### Task to carry out
Scan the records for the word "address". Copy each line that includes it.
=== Provided entries ===
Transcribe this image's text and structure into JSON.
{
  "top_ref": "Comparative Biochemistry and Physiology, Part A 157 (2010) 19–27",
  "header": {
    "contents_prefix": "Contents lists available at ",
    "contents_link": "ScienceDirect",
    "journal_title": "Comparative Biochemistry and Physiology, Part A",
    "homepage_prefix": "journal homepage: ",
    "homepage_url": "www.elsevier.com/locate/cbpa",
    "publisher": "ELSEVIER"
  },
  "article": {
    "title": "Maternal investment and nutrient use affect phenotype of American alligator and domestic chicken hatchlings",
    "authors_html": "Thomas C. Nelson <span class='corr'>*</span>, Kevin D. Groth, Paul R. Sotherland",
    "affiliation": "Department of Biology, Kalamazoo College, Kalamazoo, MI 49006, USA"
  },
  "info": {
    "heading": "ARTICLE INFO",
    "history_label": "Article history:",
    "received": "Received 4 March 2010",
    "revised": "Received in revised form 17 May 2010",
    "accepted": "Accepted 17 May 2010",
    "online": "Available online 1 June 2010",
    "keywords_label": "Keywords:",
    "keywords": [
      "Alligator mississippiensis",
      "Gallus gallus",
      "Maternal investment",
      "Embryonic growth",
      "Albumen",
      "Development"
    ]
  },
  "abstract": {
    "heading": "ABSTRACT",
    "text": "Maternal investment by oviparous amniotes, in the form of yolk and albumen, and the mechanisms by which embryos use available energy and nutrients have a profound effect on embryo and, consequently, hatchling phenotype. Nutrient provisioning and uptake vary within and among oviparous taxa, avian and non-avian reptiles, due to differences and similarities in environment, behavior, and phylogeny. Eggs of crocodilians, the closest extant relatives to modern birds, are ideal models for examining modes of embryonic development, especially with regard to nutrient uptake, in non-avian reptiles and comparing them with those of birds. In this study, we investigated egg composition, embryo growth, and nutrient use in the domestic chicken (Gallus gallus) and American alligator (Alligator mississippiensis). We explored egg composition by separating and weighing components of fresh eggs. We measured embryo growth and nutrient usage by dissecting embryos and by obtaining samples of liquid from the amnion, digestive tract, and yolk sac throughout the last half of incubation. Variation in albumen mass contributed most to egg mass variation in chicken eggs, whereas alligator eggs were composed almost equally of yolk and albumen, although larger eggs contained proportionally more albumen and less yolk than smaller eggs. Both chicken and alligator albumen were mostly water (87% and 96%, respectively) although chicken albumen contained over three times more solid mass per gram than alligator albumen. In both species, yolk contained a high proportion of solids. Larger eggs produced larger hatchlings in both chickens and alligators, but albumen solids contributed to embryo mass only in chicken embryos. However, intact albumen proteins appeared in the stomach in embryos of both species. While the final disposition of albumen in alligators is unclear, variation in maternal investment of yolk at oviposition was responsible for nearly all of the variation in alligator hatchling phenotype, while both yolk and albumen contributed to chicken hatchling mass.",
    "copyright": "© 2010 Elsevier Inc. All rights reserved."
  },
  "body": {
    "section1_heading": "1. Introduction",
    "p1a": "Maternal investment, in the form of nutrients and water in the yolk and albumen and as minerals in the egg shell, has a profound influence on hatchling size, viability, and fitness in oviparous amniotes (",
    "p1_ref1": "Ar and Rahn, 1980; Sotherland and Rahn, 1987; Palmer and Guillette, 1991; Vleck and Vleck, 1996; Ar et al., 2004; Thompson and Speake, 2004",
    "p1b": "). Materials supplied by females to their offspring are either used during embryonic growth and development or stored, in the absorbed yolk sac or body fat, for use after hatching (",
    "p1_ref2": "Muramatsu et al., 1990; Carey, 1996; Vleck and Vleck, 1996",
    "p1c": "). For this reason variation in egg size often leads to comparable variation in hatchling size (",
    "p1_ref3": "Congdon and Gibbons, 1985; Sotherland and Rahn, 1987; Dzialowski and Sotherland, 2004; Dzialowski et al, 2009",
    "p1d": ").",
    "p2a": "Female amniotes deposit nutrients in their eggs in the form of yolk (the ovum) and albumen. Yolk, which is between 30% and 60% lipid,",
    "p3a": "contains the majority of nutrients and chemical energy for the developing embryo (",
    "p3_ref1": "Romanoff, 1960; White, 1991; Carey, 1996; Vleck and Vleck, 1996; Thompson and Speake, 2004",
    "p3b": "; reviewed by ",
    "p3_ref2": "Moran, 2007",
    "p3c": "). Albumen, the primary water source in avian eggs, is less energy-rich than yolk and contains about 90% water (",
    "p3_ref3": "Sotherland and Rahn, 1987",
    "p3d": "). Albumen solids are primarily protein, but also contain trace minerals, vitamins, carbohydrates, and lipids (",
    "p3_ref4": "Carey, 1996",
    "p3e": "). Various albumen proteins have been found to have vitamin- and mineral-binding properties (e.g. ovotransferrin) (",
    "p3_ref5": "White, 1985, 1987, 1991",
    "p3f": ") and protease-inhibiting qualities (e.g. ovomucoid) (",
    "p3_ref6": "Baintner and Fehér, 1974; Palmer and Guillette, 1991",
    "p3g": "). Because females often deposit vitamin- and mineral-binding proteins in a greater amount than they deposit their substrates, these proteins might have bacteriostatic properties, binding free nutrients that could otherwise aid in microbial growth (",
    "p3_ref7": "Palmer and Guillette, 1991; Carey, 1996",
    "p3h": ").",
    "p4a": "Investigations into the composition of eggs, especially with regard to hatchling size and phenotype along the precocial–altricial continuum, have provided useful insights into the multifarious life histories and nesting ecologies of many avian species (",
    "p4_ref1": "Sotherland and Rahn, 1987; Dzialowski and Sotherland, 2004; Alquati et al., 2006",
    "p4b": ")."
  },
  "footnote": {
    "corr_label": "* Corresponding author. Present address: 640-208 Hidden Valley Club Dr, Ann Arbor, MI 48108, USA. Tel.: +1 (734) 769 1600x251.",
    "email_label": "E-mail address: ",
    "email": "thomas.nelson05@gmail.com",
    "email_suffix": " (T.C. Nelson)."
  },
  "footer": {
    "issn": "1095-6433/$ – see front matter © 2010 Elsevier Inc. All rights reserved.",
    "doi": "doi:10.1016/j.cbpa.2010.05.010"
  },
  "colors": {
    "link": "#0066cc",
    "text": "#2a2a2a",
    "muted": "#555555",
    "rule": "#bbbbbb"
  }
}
===
### Exercise answer
    "corr_label": "* Corresponding author. Present address: 640-208 Hidden Valley Club Dr, Ann Arbor, MI 48108, USA. Tel.: +1 (734) 769 1600x251.",
    "email_label": "E-mail address: ",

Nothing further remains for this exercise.